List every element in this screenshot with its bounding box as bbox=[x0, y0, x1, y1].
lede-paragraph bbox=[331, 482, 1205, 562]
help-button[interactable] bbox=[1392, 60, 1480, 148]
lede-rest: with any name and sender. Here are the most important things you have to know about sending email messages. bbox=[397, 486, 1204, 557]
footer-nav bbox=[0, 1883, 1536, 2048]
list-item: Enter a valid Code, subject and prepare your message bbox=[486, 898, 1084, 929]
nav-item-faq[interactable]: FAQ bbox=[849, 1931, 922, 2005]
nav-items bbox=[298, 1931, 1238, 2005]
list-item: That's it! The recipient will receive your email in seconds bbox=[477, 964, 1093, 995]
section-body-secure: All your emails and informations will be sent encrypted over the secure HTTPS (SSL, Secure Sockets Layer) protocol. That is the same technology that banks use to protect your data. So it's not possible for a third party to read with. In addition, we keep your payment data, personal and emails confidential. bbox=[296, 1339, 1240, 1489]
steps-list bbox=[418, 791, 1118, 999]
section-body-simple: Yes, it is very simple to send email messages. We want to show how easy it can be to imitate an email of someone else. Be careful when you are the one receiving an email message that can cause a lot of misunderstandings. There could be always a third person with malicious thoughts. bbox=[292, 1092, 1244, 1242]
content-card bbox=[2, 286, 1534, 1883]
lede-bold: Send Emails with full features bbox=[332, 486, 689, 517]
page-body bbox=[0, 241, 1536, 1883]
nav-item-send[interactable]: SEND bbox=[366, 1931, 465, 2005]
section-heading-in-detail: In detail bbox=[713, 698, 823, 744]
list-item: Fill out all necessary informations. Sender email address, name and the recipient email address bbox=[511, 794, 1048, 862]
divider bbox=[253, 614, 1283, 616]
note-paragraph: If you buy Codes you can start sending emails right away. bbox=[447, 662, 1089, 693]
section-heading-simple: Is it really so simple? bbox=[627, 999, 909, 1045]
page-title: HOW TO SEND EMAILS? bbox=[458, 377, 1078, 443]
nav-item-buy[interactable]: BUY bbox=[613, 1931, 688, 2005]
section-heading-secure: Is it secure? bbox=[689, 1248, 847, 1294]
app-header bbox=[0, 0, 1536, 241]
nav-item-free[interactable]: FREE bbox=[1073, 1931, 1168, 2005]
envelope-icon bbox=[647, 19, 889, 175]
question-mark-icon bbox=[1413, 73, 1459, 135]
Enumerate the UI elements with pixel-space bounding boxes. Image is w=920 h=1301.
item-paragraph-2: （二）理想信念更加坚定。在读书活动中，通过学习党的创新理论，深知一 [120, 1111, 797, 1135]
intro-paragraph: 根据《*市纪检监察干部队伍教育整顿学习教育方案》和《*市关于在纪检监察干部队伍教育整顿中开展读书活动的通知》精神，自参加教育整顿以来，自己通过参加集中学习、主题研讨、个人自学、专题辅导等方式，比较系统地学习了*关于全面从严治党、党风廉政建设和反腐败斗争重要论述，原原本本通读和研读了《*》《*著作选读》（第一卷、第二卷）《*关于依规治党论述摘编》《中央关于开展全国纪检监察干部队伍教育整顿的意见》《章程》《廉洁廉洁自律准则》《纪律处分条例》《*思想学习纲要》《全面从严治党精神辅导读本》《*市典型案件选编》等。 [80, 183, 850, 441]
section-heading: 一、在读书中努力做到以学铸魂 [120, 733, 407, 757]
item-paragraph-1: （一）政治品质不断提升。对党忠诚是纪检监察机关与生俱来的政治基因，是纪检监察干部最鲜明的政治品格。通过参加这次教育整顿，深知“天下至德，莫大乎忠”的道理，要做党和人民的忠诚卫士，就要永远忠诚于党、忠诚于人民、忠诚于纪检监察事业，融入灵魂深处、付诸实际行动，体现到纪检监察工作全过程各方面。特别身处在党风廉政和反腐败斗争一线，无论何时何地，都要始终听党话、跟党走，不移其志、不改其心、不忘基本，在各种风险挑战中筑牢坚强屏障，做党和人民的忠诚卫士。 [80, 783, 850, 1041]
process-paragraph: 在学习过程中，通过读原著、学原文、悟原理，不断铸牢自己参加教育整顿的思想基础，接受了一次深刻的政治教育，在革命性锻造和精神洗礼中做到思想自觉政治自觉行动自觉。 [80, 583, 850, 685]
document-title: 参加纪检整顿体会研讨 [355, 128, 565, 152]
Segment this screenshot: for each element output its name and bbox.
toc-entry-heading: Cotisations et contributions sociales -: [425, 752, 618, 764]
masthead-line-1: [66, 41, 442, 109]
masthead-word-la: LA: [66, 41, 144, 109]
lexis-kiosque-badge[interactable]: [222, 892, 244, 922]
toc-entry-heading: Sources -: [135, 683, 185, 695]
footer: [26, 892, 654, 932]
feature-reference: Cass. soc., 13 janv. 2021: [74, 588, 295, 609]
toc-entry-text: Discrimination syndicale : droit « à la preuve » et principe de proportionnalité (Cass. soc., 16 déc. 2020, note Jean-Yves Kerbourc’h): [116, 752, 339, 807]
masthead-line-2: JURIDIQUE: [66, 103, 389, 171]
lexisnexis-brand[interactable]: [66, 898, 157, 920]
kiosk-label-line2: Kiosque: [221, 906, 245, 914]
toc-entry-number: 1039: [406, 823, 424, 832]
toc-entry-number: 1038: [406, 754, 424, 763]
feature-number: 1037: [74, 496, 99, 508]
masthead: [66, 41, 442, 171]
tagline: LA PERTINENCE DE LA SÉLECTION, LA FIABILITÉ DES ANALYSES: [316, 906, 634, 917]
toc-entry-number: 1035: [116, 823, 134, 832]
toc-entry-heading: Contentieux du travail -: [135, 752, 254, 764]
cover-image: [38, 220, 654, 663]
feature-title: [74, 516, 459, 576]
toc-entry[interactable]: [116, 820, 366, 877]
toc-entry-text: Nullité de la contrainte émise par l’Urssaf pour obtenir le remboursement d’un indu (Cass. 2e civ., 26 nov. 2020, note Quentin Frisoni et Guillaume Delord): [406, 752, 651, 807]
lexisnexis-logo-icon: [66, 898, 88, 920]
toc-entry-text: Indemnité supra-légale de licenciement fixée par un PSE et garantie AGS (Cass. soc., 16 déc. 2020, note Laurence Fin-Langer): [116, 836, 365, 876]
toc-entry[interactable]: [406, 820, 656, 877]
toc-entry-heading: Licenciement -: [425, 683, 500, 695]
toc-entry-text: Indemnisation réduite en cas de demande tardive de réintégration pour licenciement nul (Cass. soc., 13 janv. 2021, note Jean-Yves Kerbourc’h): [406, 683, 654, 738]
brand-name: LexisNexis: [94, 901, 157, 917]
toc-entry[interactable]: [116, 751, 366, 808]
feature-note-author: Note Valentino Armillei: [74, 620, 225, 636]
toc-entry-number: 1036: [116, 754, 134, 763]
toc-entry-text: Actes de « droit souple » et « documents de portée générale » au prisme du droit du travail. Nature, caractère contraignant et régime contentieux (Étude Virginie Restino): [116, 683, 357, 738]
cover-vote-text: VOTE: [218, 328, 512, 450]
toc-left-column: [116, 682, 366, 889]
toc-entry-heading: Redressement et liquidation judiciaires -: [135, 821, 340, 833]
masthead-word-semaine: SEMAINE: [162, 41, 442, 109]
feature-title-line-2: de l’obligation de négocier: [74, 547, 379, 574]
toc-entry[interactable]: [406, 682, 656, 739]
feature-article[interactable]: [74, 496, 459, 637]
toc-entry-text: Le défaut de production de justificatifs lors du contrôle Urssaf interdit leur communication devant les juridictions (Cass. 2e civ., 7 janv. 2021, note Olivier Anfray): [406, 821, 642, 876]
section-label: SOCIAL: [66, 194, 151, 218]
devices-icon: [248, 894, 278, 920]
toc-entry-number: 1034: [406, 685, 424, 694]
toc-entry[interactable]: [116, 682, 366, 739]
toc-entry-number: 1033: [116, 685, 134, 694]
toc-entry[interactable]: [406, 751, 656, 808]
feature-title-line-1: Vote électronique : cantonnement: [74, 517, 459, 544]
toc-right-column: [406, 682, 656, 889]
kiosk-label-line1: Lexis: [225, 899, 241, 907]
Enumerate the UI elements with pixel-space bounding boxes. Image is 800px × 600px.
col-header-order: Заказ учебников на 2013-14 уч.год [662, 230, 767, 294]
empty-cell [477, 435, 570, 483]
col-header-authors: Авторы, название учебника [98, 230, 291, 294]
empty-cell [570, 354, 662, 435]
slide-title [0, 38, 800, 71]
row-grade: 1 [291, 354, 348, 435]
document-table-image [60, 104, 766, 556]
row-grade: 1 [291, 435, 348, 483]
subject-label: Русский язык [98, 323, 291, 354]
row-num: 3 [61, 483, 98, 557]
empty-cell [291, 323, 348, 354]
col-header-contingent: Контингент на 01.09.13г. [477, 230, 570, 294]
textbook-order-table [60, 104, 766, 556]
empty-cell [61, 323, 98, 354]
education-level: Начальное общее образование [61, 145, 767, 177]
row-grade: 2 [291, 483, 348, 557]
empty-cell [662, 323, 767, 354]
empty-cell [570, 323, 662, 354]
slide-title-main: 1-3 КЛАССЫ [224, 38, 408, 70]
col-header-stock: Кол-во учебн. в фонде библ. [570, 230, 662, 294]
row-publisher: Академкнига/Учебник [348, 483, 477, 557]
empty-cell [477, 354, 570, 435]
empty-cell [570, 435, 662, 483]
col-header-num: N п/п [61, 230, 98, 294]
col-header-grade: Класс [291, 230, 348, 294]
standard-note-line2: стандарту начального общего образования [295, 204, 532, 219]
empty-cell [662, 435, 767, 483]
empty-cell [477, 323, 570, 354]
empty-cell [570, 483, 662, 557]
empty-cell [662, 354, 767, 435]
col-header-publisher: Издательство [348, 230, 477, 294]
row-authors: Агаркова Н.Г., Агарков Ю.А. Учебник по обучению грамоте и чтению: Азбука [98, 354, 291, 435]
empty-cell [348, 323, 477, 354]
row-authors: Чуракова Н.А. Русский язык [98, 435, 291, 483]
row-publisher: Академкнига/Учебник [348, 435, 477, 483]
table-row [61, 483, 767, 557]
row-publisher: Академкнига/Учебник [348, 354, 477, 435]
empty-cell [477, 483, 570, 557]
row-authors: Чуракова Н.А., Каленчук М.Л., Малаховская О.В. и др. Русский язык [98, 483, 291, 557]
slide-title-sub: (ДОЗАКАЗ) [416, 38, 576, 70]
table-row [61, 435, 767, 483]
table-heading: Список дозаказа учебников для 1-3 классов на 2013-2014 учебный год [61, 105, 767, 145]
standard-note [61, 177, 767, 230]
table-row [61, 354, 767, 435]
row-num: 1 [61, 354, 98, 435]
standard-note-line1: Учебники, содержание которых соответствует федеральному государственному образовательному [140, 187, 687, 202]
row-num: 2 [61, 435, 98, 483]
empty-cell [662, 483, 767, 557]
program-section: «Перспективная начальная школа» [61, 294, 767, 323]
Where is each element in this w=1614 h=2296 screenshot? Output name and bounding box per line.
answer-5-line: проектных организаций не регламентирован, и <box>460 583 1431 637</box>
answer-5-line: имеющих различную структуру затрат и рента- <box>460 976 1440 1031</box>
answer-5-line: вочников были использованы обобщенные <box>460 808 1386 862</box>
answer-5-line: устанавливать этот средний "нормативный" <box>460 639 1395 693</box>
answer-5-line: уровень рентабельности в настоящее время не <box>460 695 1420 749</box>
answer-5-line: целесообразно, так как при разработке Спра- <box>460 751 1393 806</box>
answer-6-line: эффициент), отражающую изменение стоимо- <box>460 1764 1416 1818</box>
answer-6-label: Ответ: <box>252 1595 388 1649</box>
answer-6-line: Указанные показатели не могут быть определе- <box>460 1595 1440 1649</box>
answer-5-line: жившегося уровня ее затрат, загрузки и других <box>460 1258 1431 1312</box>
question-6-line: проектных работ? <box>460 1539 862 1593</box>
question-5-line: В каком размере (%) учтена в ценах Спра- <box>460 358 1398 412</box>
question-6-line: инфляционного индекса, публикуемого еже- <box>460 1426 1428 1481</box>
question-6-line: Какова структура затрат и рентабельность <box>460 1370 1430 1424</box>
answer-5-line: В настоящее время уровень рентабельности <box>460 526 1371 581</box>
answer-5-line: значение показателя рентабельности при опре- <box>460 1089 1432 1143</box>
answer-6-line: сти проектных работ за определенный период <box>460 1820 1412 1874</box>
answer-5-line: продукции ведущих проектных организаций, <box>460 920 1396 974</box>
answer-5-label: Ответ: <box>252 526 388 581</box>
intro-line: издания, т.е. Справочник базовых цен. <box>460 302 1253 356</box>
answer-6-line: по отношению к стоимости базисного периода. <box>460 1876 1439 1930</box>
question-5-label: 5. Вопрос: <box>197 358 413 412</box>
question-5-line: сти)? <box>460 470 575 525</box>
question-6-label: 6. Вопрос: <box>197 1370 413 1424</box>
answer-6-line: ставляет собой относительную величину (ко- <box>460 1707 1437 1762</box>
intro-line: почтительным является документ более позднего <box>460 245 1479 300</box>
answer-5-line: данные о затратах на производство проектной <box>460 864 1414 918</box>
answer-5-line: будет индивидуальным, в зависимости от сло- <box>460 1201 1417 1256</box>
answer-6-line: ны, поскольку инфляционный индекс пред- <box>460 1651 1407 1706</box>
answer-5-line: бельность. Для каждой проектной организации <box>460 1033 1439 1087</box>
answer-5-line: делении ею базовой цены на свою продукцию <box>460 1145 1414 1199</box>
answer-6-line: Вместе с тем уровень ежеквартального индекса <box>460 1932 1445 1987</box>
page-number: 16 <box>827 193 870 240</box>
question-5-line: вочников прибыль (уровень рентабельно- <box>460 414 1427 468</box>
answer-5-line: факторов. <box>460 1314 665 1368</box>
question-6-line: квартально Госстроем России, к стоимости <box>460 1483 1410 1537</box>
—————
_Brief_
Starting at the beginning of the items and ending at the line that contains "lede-rest: with any", express each line as one string in a JSON list, both ends included and blank lines omitted.

_Exercise solution_
[
  "List every element in this screenshot with its bounding box as bbox=[x0, y0, x1, y1].",
  "lede-paragraph bbox=[331, 482, 1205, 562]",
  "help-button[interactable] bbox=[1392, 60, 1480, 148]",
  "lede-rest: with any name and sender. Here are the most important things you have to know about sending email messages. bbox=[397, 486, 1204, 557]"
]